Given task. The listing below is to be output in its exact form.
━━━ Information given
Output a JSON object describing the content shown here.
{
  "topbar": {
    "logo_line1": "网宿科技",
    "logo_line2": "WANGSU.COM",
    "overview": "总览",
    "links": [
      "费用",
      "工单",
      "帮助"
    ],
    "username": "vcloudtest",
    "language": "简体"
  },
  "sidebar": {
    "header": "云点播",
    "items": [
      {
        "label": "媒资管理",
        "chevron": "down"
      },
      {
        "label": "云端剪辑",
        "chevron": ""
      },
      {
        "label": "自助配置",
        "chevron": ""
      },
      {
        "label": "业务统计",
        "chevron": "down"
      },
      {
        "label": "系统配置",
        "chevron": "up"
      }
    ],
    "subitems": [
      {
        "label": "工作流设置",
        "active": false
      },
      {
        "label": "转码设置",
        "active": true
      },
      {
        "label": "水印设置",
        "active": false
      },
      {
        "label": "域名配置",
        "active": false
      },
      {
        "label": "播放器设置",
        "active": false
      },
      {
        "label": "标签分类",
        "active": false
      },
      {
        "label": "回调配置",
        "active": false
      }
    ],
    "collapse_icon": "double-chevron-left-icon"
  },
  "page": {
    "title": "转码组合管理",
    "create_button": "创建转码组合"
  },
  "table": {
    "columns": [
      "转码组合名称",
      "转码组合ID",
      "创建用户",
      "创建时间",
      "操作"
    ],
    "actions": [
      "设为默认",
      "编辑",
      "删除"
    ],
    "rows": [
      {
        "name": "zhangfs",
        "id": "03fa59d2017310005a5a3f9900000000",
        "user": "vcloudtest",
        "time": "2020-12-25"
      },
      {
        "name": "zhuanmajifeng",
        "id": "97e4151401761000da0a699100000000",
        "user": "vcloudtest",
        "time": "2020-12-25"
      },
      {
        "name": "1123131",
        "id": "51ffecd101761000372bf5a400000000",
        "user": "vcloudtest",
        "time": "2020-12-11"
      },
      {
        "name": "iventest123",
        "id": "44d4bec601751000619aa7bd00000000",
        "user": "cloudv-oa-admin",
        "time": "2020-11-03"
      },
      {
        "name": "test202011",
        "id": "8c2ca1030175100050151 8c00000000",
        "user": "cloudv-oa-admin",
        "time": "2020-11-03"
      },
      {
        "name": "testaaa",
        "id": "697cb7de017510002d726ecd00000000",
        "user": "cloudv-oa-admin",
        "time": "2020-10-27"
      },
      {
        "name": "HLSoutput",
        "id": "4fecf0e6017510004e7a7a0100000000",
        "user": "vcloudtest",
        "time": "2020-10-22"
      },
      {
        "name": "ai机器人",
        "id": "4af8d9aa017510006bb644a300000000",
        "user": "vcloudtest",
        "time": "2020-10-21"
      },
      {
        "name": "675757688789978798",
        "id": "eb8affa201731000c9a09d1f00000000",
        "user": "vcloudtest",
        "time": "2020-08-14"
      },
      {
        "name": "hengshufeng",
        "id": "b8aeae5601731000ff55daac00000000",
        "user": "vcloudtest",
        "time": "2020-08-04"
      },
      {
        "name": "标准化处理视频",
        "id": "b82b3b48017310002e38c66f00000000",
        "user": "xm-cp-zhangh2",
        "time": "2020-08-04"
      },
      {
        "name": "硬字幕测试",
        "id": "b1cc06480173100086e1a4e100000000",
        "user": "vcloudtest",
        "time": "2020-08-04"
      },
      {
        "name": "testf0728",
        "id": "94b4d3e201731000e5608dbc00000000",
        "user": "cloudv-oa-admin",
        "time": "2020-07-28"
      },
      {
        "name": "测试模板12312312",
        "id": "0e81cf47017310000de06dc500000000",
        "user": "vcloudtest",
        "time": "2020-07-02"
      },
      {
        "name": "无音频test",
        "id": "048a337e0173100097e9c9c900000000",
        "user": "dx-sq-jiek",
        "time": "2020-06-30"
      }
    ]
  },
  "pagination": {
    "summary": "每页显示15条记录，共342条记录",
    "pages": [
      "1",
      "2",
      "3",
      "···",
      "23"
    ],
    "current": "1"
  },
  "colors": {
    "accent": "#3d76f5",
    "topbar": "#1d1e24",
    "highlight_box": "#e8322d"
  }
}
━━━━━━
Right answer.
Output a JSON object describing the content shown here.
{
  "topbar": {
    "logo_line1": "网宿科技",
    "logo_line2": "WANGSU.COM",
    "overview": "总览",
    "links": [
      "费用",
      "工单",
      "帮助"
    ],
    "username": "vcloudtest",
    "language": "简体"
  },
  "sidebar": {
    "header": "云点播",
    "items": [
      {
        "label": "媒资管理",
        "chevron": "down"
      },
      {
        "label": "云端剪辑",
        "chevron": ""
      },
      {
        "label": "自助配置",
        "chevron": ""
      },
      {
        "label": "业务统计",
        "chevron": "down"
      },
      {
        "label": "系统配置",
        "chevron": "up"
      }
    ],
    "subitems": [
      {
        "label": "工作流设置",
        "active": false
      },
      {
        "label": "转码设置",
        "active": true
      },
      {
        "label": "水印设置",
        "active": false
      },
      {
        "label": "域名配置",
        "active": false
      },
      {
        "label": "播放器设置",
        "active": false
      },
      {
        "label": "标签分类",
        "active": false
      },
      {
        "label": "回调配置",
        "active": false
      }
    ],
    "collapse_icon": "double-chevron-left-icon"
  },
  "page": {
    "title": "转码组合管理",
    "create_button": "创建转码组合"
  },
  "table": {
    "columns": [
      "转码组合名称",
      "转码组合ID",
      "创建用户",
      "创建时间",
      "操作"
    ],
    "actions": [
      "设为默认",
      "编辑",
      "删除"
    ],
    "rows": [
      {
        "name": "zhangfs",
        "id": "03fa59d2017310005a5a3f9900000000",
        "user": "vcloudtest",
        "time": "2020-12-25"
      },
      {
        "name": "zhuanmajifeng",
        "id": "97e4151401761000da0a699100000000",
        "user": "vcloudtest",
        "time": "2020-12-25"
      },
      {
        "name": "1123131",
        "id": "51ffecd101761000372bf5a400000000",
        "user": "vcloudtest",
        "time": "2020-12-11"
      },
      {
        "name": "iventest123",
        "id": "44d4bec601751000619aa7bd00000000",
        "user": "cloudv-oa-admin",
        "time": "2020-11-03"
      },
      {
        "name": "test202011",
        "id": "8c2ca1030175100050151 8c00000000",
        "user": "cloudv-oa-admin",
        "time": "2020-11-03"
      },
      {
        "name": "testaaa",
        "id": "697cb7de017510002d726ecd00000000",
        "user": "cloudv-oa-admin",
        "time": "2020-10-27"
      },
      {
        "name": "HLSoutput",
        "id": "4fecf0e6017510004e7a7a0100000000",
        "user": "vcloudtest",
        "time": "2020-10-22"
      },
      {
        "name": "ai机器人",
        "id": "4af8d9aa017510006bb644a300000000",
        "user": "vcloudtest",
        "time": "2020-10-21"
      },
      {
        "name": "675757688789978798",
        "id": "eb8affa201731000c9a09d1f00000000",
        "user": "vcloudtest",
        "time": "2020-08-14"
      },
      {
        "name": "hengshufeng",
        "id": "b8aeae5601731000ff55daac00000000",
        "user": "vcloudtest",
        "time": "2020-08-04"
      },
      {
        "name": "标准化处理视频",
        "id": "b82b3b48017310002e38c66f00000000",
        "user": "xm-cp-zhangh2",
        "time": "2020-08-04"
      },
      {
        "name": "硬字幕测试",
        "id": "b1cc06480173100086e1a4e100000000",
        "user": "vcloudtest",
        "time": "2020-08-04"
      },
      {
        "name": "testf0728",
        "id": "94b4d3e201731000e5608dbc00000000",
        "user": "cloudv-oa-admin",
        "time": "2020-07-28"
      },
      {
        "name": "测试模板12312312",
        "id": "0e81cf47017310000de06dc500000000",
        "user": "vcloudtest",
        "time": "2020-07-02"
      },
      {
        "name": "无音频test",
        "id": "048a337e0173100097e9c9c900000000",
        "user": "dx-sq-jiek",
        "time": "2020-06-30"
      }
    ]
  },
  "pagination": {
    "summary": "每页显示15条记录，共342条记录",
    "pages": [
      "1",
      "2",
      "3",
      "···",
      "23"
    ],
    "current": "1"
  },
  "colors": {
    "accent": "#3d76f5",
    "topbar": "#1d1e24",
    "highlight_box": "#e8322d"
  }
}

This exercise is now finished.